ЗАДАНИЕ » Воспроизведите без каких-либо изменений строки записей, начиная с самой первой и заканчивая строкой, содержащей «Point <box>177 633 200 648</box>», включительно.

━━ ИСХОДНЫЕ ДАННЫЕ ━━

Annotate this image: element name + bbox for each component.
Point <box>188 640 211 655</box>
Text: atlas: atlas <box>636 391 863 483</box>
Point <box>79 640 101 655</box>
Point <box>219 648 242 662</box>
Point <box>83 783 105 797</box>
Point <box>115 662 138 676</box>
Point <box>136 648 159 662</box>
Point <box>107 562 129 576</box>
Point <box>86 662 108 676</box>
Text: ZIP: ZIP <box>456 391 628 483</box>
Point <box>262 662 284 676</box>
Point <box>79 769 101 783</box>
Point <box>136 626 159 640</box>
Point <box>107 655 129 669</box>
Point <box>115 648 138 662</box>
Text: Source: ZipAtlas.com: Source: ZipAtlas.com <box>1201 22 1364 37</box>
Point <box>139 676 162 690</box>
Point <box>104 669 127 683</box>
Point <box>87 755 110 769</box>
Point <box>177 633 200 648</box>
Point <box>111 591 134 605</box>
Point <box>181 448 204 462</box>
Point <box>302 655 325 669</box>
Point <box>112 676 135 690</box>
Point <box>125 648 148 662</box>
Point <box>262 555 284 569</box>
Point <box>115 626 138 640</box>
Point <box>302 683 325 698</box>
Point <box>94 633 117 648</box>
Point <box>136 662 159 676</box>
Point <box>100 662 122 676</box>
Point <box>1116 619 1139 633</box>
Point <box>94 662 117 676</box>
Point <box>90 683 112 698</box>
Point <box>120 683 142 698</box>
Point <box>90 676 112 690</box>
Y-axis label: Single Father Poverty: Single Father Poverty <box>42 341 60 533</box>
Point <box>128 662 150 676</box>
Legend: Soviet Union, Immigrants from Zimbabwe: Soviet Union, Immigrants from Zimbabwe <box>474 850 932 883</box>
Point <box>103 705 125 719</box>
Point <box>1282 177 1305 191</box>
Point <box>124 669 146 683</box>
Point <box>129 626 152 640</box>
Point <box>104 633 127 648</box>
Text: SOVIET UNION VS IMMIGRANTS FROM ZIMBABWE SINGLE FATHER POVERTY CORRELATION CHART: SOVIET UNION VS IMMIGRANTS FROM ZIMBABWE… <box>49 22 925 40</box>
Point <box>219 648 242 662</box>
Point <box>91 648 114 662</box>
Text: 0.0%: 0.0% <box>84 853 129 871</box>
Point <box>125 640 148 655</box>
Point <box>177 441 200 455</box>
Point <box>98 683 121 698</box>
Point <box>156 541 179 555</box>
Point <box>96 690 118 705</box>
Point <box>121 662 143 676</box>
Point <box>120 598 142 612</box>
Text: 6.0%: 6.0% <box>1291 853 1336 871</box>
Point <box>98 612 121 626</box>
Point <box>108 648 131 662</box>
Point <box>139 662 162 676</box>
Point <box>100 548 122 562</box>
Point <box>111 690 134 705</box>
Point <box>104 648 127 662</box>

━━━

ОТВЕТ НИЖЕ »
Annotate this image: element name + bbox for each component.
Point <box>188 640 211 655</box>
Text: atlas: atlas <box>636 391 863 483</box>
Point <box>79 640 101 655</box>
Point <box>219 648 242 662</box>
Point <box>83 783 105 797</box>
Point <box>115 662 138 676</box>
Point <box>136 648 159 662</box>
Point <box>107 562 129 576</box>
Point <box>86 662 108 676</box>
Text: ZIP: ZIP <box>456 391 628 483</box>
Point <box>262 662 284 676</box>
Point <box>79 769 101 783</box>
Point <box>136 626 159 640</box>
Point <box>107 655 129 669</box>
Point <box>115 648 138 662</box>
Text: Source: ZipAtlas.com: Source: ZipAtlas.com <box>1201 22 1364 37</box>
Point <box>139 676 162 690</box>
Point <box>104 669 127 683</box>
Point <box>87 755 110 769</box>
Point <box>177 633 200 648</box>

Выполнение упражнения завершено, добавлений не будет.